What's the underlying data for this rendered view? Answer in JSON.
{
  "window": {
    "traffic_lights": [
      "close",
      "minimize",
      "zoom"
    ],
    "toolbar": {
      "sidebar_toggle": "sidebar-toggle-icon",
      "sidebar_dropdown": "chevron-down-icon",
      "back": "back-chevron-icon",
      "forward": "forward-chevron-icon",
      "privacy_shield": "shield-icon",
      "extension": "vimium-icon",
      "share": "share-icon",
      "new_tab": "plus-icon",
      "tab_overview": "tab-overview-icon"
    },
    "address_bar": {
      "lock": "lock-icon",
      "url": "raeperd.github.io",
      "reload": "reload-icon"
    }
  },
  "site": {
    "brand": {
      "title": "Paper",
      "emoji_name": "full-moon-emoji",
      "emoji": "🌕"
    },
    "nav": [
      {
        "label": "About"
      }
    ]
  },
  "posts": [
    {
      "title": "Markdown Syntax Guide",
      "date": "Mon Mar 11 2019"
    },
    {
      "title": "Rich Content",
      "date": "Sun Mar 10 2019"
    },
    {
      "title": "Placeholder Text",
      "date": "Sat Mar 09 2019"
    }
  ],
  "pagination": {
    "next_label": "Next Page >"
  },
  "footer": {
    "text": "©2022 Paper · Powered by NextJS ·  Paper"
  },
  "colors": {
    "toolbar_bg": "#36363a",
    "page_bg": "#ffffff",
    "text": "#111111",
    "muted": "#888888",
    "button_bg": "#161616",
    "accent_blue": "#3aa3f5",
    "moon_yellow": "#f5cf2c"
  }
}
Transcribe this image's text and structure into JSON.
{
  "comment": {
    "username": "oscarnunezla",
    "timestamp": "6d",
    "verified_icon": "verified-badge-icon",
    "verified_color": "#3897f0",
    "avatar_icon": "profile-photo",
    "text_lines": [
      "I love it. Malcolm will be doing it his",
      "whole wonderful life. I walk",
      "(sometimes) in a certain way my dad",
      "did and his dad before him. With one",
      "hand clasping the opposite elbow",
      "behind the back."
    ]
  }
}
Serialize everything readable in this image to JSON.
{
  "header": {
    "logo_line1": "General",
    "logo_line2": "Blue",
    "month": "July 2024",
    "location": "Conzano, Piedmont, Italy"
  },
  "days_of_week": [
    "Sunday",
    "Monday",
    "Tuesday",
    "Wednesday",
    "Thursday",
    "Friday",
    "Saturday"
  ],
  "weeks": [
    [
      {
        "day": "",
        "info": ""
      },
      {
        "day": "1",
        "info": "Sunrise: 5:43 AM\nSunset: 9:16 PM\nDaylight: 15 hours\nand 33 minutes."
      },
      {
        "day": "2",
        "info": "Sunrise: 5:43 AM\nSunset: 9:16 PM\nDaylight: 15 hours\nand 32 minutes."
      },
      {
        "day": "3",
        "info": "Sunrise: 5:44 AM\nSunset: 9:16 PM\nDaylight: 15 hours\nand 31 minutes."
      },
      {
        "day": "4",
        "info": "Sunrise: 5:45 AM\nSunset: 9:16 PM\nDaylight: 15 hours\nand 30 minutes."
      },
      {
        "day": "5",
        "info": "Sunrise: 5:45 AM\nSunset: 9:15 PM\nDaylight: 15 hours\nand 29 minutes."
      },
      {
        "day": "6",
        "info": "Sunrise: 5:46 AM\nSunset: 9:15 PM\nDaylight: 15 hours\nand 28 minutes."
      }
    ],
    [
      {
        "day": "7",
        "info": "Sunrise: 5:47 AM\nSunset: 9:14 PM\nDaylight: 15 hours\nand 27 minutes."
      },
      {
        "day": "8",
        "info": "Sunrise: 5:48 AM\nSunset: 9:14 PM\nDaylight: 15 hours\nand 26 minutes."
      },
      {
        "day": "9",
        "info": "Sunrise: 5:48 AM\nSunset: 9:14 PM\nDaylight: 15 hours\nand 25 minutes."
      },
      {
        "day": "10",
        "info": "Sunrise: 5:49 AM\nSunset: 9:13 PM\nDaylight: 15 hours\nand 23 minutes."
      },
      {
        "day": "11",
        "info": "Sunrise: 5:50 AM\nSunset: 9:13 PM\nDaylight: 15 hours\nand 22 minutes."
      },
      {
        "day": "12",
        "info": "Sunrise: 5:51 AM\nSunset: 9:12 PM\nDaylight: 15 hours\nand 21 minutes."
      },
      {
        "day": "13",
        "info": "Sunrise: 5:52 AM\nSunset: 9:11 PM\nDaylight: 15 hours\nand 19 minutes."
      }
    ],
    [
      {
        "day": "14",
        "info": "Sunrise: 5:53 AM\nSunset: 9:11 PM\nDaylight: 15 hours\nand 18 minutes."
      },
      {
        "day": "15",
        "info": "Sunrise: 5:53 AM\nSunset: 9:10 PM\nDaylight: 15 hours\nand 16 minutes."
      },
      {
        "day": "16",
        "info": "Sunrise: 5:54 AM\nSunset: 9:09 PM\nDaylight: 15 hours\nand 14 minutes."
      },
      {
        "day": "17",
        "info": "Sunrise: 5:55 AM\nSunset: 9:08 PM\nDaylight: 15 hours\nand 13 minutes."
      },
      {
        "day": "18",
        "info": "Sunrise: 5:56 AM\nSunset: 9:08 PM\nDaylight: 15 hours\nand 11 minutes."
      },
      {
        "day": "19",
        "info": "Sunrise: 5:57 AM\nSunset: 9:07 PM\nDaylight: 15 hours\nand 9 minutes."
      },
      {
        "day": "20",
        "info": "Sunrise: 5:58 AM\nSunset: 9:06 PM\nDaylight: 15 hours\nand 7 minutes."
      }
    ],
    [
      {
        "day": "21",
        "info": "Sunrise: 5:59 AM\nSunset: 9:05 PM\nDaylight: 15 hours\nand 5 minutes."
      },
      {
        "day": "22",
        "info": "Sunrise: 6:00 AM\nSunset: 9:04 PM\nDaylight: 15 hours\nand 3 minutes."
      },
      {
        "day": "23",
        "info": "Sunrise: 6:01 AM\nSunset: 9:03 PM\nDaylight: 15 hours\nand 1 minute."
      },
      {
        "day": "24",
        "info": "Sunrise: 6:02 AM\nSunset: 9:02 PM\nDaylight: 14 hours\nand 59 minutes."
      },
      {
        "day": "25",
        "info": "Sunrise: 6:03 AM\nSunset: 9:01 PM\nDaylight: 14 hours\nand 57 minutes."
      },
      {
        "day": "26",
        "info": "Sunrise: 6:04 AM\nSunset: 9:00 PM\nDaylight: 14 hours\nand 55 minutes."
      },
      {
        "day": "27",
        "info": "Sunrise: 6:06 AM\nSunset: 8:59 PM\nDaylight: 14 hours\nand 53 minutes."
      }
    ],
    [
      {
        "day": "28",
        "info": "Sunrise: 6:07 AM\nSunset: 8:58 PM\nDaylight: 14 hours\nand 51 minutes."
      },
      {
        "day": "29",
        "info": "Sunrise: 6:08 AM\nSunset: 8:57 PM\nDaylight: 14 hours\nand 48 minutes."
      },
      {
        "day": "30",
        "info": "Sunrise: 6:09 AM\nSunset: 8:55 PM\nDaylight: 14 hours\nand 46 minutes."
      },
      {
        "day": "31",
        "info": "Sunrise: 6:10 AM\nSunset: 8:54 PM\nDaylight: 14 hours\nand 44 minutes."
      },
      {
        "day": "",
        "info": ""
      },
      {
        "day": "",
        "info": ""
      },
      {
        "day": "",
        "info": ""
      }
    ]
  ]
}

.....

— TASK TO CARRY OUT —
The whole listing above needs to be written out again exactly.

— TASK ANSWER —
What's the underlying data for this rendered view? Answer in JSON.
{
  "window": {
    "traffic_lights": [
      "close",
      "minimize",
      "zoom"
    ],
    "toolbar": {
      "sidebar_toggle": "sidebar-toggle-icon",
      "sidebar_dropdown": "chevron-down-icon",
      "back": "back-chevron-icon",
      "forward": "forward-chevron-icon",
      "privacy_shield": "shield-icon",
      "extension": "vimium-icon",
      "share": "share-icon",
      "new_tab": "plus-icon",
      "tab_overview": "tab-overview-icon"
    },
    "address_bar": {
      "lock": "lock-icon",
      "url": "raeperd.github.io",
      "reload": "reload-icon"
    }
  },
  "site": {
    "brand": {
      "title": "Paper",
      "emoji_name": "full-moon-emoji",
      "emoji": "🌕"
    },
    "nav": [
      {
        "label": "About"
      }
    ]
  },
  "posts": [
    {
      "title": "Markdown Syntax Guide",
      "date": "Mon Mar 11 2019"
    },
    {
      "title": "Rich Content",
      "date": "Sun Mar 10 2019"
    },
    {
      "title": "Placeholder Text",
      "date": "Sat Mar 09 2019"
    }
  ],
  "pagination": {
    "next_label": "Next Page >"
  },
  "footer": {
    "text": "©2022 Paper · Powered by NextJS ·  Paper"
  },
  "colors": {
    "toolbar_bg": "#36363a",
    "page_bg": "#ffffff",
    "text": "#111111",
    "muted": "#888888",
    "button_bg": "#161616",
    "accent_blue": "#3aa3f5",
    "moon_yellow": "#f5cf2c"
  }
}
Transcribe this image's text and structure into JSON.
{
  "comment": {
    "username": "oscarnunezla",
    "timestamp": "6d",
    "verified_icon": "verified-badge-icon",
    "verified_color": "#3897f0",
    "avatar_icon": "profile-photo",
    "text_lines": [
      "I love it. Malcolm will be doing it his",
      "whole wonderful life. I walk",
      "(sometimes) in a certain way my dad",
      "did and his dad before him. With one",
      "hand clasping the opposite elbow",
      "behind the back."
    ]
  }
}
Serialize everything readable in this image to JSON.
{
  "header": {
    "logo_line1": "General",
    "logo_line2": "Blue",
    "month": "July 2024",
    "location": "Conzano, Piedmont, Italy"
  },
  "days_of_week": [
    "Sunday",
    "Monday",
    "Tuesday",
    "Wednesday",
    "Thursday",
    "Friday",
    "Saturday"
  ],
  "weeks": [
    [
      {
        "day": "",
        "info": ""
      },
      {
        "day": "1",
        "info": "Sunrise: 5:43 AM\nSunset: 9:16 PM\nDaylight: 15 hours\nand 33 minutes."
      },
      {
        "day": "2",
        "info": "Sunrise: 5:43 AM\nSunset: 9:16 PM\nDaylight: 15 hours\nand 32 minutes."
      },
      {
        "day": "3",
        "info": "Sunrise: 5:44 AM\nSunset: 9:16 PM\nDaylight: 15 hours\nand 31 minutes."
      },
      {
        "day": "4",
        "info": "Sunrise: 5:45 AM\nSunset: 9:16 PM\nDaylight: 15 hours\nand 30 minutes."
      },
      {
        "day": "5",
        "info": "Sunrise: 5:45 AM\nSunset: 9:15 PM\nDaylight: 15 hours\nand 29 minutes."
      },
      {
        "day": "6",
        "info": "Sunrise: 5:46 AM\nSunset: 9:15 PM\nDaylight: 15 hours\nand 28 minutes."
      }
    ],
    [
      {
        "day": "7",
        "info": "Sunrise: 5:47 AM\nSunset: 9:14 PM\nDaylight: 15 hours\nand 27 minutes."
      },
      {
        "day": "8",
        "info": "Sunrise: 5:48 AM\nSunset: 9:14 PM\nDaylight: 15 hours\nand 26 minutes."
      },
      {
        "day": "9",
        "info": "Sunrise: 5:48 AM\nSunset: 9:14 PM\nDaylight: 15 hours\nand 25 minutes."
      },
      {
        "day": "10",
        "info": "Sunrise: 5:49 AM\nSunset: 9:13 PM\nDaylight: 15 hours\nand 23 minutes."
      },
      {
        "day": "11",
        "info": "Sunrise: 5:50 AM\nSunset: 9:13 PM\nDaylight: 15 hours\nand 22 minutes."
      },
      {
        "day": "12",
        "info": "Sunrise: 5:51 AM\nSunset: 9:12 PM\nDaylight: 15 hours\nand 21 minutes."
      },
      {
        "day": "13",
        "info": "Sunrise: 5:52 AM\nSunset: 9:11 PM\nDaylight: 15 hours\nand 19 minutes."
      }
    ],
    [
      {
        "day": "14",
        "info": "Sunrise: 5:53 AM\nSunset: 9:11 PM\nDaylight: 15 hours\nand 18 minutes."
      },
      {
        "day": "15",
        "info": "Sunrise: 5:53 AM\nSunset: 9:10 PM\nDaylight: 15 hours\nand 16 minutes."
      },
      {
        "day": "16",
        "info": "Sunrise: 5:54 AM\nSunset: 9:09 PM\nDaylight: 15 hours\nand 14 minutes."
      },
      {
        "day": "17",
        "info": "Sunrise: 5:55 AM\nSunset: 9:08 PM\nDaylight: 15 hours\nand 13 minutes."
      },
      {
        "day": "18",
        "info": "Sunrise: 5:56 AM\nSunset: 9:08 PM\nDaylight: 15 hours\nand 11 minutes."
      },
      {
        "day": "19",
        "info": "Sunrise: 5:57 AM\nSunset: 9:07 PM\nDaylight: 15 hours\nand 9 minutes."
      },
      {
        "day": "20",
        "info": "Sunrise: 5:58 AM\nSunset: 9:06 PM\nDaylight: 15 hours\nand 7 minutes."
      }
    ],
    [
      {
        "day": "21",
        "info": "Sunrise: 5:59 AM\nSunset: 9:05 PM\nDaylight: 15 hours\nand 5 minutes."
      },
      {
        "day": "22",
        "info": "Sunrise: 6:00 AM\nSunset: 9:04 PM\nDaylight: 15 hours\nand 3 minutes."
      },
      {
        "day": "23",
        "info": "Sunrise: 6:01 AM\nSunset: 9:03 PM\nDaylight: 15 hours\nand 1 minute."
      },
      {
        "day": "24",
        "info": "Sunrise: 6:02 AM\nSunset: 9:02 PM\nDaylight: 14 hours\nand 59 minutes."
      },
      {
        "day": "25",
        "info": "Sunrise: 6:03 AM\nSunset: 9:01 PM\nDaylight: 14 hours\nand 57 minutes."
      },
      {
        "day": "26",
        "info": "Sunrise: 6:04 AM\nSunset: 9:00 PM\nDaylight: 14 hours\nand 55 minutes."
      },
      {
        "day": "27",
        "info": "Sunrise: 6:06 AM\nSunset: 8:59 PM\nDaylight: 14 hours\nand 53 minutes."
      }
    ],
    [
      {
        "day": "28",
        "info": "Sunrise: 6:07 AM\nSunset: 8:58 PM\nDaylight: 14 hours\nand 51 minutes."
      },
      {
        "day": "29",
        "info": "Sunrise: 6:08 AM\nSunset: 8:57 PM\nDaylight: 14 hours\nand 48 minutes."
      },
      {
        "day": "30",
        "info": "Sunrise: 6:09 AM\nSunset: 8:55 PM\nDaylight: 14 hours\nand 46 minutes."
      },
      {
        "day": "31",
        "info": "Sunrise: 6:10 AM\nSunset: 8:54 PM\nDaylight: 14 hours\nand 44 minutes."
      },
      {
        "day": "",
        "info": ""
      },
      {
        "day": "",
        "info": ""
      },
      {
        "day": "",
        "info": ""
      }
    ]
  ]
}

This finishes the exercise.